Problem statement:
Your task is to print all of the data word for word.
-- Begin --
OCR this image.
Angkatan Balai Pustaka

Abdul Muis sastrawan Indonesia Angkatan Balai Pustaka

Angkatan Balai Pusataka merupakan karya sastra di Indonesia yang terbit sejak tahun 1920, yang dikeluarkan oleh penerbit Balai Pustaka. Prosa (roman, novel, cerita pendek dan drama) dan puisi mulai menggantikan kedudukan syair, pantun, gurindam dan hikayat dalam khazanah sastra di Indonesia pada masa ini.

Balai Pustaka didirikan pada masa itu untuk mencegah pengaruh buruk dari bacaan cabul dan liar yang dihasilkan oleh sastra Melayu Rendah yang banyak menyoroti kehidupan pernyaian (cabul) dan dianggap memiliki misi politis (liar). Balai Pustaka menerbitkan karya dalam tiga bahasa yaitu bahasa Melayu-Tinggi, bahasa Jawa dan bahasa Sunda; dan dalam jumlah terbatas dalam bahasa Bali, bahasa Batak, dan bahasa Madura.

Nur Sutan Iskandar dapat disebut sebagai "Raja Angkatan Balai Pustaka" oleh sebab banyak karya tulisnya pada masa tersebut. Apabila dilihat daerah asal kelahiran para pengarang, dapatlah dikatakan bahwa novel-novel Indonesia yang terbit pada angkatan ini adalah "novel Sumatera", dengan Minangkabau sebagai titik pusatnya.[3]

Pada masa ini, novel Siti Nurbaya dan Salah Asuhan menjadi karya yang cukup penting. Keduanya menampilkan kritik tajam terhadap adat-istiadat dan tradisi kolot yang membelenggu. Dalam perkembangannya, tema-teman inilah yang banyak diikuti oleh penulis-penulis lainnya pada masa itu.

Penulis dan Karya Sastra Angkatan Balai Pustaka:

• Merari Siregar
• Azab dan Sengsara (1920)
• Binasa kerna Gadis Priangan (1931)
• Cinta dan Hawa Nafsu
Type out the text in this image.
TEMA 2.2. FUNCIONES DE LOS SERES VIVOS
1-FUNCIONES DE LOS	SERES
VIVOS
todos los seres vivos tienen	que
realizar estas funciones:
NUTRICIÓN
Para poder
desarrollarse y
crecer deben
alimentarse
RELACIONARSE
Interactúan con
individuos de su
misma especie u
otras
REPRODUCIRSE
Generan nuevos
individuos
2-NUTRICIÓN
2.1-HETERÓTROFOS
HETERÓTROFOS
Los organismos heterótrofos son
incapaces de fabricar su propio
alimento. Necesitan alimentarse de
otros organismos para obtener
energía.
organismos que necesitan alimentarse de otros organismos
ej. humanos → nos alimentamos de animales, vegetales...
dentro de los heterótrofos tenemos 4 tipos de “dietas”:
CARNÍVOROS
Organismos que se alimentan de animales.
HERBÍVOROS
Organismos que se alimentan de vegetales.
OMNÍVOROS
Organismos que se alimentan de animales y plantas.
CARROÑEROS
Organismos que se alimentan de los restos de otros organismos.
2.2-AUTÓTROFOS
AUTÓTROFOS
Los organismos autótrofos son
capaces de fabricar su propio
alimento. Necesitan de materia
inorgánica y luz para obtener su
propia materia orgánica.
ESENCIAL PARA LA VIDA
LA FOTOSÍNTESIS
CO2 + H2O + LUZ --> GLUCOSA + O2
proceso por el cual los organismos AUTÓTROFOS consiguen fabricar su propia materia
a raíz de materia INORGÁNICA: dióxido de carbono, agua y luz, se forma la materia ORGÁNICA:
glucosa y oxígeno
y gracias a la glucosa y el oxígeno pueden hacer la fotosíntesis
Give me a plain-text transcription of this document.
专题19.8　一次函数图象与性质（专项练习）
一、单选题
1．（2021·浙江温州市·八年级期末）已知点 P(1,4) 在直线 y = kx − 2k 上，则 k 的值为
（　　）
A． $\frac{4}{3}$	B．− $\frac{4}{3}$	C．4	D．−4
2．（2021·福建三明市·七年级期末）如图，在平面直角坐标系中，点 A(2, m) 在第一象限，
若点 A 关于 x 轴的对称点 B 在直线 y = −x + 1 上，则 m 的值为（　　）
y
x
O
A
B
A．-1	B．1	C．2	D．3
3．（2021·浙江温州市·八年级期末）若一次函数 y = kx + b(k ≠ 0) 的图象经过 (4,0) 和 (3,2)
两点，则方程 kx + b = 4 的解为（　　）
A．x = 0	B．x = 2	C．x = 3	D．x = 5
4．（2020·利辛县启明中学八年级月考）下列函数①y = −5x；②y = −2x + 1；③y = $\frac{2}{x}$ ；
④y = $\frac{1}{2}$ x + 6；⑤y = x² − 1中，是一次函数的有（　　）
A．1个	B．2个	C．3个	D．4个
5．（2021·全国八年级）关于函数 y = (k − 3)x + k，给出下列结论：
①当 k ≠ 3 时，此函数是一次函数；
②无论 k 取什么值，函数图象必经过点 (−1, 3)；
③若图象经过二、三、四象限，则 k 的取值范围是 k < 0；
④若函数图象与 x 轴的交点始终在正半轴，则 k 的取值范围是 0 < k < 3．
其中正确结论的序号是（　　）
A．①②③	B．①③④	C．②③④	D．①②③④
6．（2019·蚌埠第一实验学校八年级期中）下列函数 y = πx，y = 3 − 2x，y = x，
-- End --
Solution to this exercise:
OCR this image.
Angkatan Balai Pustaka

Abdul Muis sastrawan Indonesia Angkatan Balai Pustaka

Angkatan Balai Pusataka merupakan karya sastra di Indonesia yang terbit sejak tahun 1920, yang dikeluarkan oleh penerbit Balai Pustaka. Prosa (roman, novel, cerita pendek dan drama) dan puisi mulai menggantikan kedudukan syair, pantun, gurindam dan hikayat dalam khazanah sastra di Indonesia pada masa ini.

Balai Pustaka didirikan pada masa itu untuk mencegah pengaruh buruk dari bacaan cabul dan liar yang dihasilkan oleh sastra Melayu Rendah yang banyak menyoroti kehidupan pernyaian (cabul) dan dianggap memiliki misi politis (liar). Balai Pustaka menerbitkan karya dalam tiga bahasa yaitu bahasa Melayu-Tinggi, bahasa Jawa dan bahasa Sunda; dan dalam jumlah terbatas dalam bahasa Bali, bahasa Batak, dan bahasa Madura.

Nur Sutan Iskandar dapat disebut sebagai "Raja Angkatan Balai Pustaka" oleh sebab banyak karya tulisnya pada masa tersebut. Apabila dilihat daerah asal kelahiran para pengarang, dapatlah dikatakan bahwa novel-novel Indonesia yang terbit pada angkatan ini adalah "novel Sumatera", dengan Minangkabau sebagai titik pusatnya.[3]

Pada masa ini, novel Siti Nurbaya dan Salah Asuhan menjadi karya yang cukup penting. Keduanya menampilkan kritik tajam terhadap adat-istiadat dan tradisi kolot yang membelenggu. Dalam perkembangannya, tema-teman inilah yang banyak diikuti oleh penulis-penulis lainnya pada masa itu.

Penulis dan Karya Sastra Angkatan Balai Pustaka:

• Merari Siregar
• Azab dan Sengsara (1920)
• Binasa kerna Gadis Priangan (1931)
• Cinta dan Hawa Nafsu
Type out the text in this image.
TEMA 2.2. FUNCIONES DE LOS SERES VIVOS
1-FUNCIONES DE LOS	SERES
VIVOS
todos los seres vivos tienen	que
realizar estas funciones:
NUTRICIÓN
Para poder
desarrollarse y
crecer deben
alimentarse
RELACIONARSE
Interactúan con
individuos de su
misma especie u
otras
REPRODUCIRSE
Generan nuevos
individuos
2-NUTRICIÓN
2.1-HETERÓTROFOS
HETERÓTROFOS
Los organismos heterótrofos son
incapaces de fabricar su propio
alimento. Necesitan alimentarse de
otros organismos para obtener
energía.
organismos que necesitan alimentarse de otros organismos
ej. humanos → nos alimentamos de animales, vegetales...
dentro de los heterótrofos tenemos 4 tipos de “dietas”:
CARNÍVOROS
Organismos que se alimentan de animales.
HERBÍVOROS
Organismos que se alimentan de vegetales.
OMNÍVOROS
Organismos que se alimentan de animales y plantas.
CARROÑEROS
Organismos que se alimentan de los restos de otros organismos.
2.2-AUTÓTROFOS
AUTÓTROFOS
Los organismos autótrofos son
capaces de fabricar su propio
alimento. Necesitan de materia
inorgánica y luz para obtener su
propia materia orgánica.
ESENCIAL PARA LA VIDA
LA FOTOSÍNTESIS
CO2 + H2O + LUZ --> GLUCOSA + O2
proceso por el cual los organismos AUTÓTROFOS consiguen fabricar su propia materia
a raíz de materia INORGÁNICA: dióxido de carbono, agua y luz, se forma la materia ORGÁNICA:
glucosa y oxígeno
y gracias a la glucosa y el oxígeno pueden hacer la fotosíntesis
Give me a plain-text transcription of this document.
专题19.8　一次函数图象与性质（专项练习）
一、单选题
1．（2021·浙江温州市·八年级期末）已知点 P(1,4) 在直线 y = kx − 2k 上，则 k 的值为
（　　）
A． $\frac{4}{3}$	B．− $\frac{4}{3}$	C．4	D．−4
2．（2021·福建三明市·七年级期末）如图，在平面直角坐标系中，点 A(2, m) 在第一象限，
若点 A 关于 x 轴的对称点 B 在直线 y = −x + 1 上，则 m 的值为（　　）
y
x
O
A
B
A．-1	B．1	C．2	D．3
3．（2021·浙江温州市·八年级期末）若一次函数 y = kx + b(k ≠ 0) 的图象经过 (4,0) 和 (3,2)
两点，则方程 kx + b = 4 的解为（　　）
A．x = 0	B．x = 2	C．x = 3	D．x = 5
4．（2020·利辛县启明中学八年级月考）下列函数①y = −5x；②y = −2x + 1；③y = $\frac{2}{x}$ ；
④y = $\frac{1}{2}$ x + 6；⑤y = x² − 1中，是一次函数的有（　　）
A．1个	B．2个	C．3个	D．4个
5．（2021·全国八年级）关于函数 y = (k − 3)x + k，给出下列结论：
①当 k ≠ 3 时，此函数是一次函数；
②无论 k 取什么值，函数图象必经过点 (−1, 3)；
③若图象经过二、三、四象限，则 k 的取值范围是 k < 0；
④若函数图象与 x 轴的交点始终在正半轴，则 k 的取值范围是 0 < k < 3．
其中正确结论的序号是（　　）
A．①②③	B．①③④	C．②③④	D．①②③④
6．（2019·蚌埠第一实验学校八年级期中）下列函数 y = πx，y = 3 − 2x，y = x，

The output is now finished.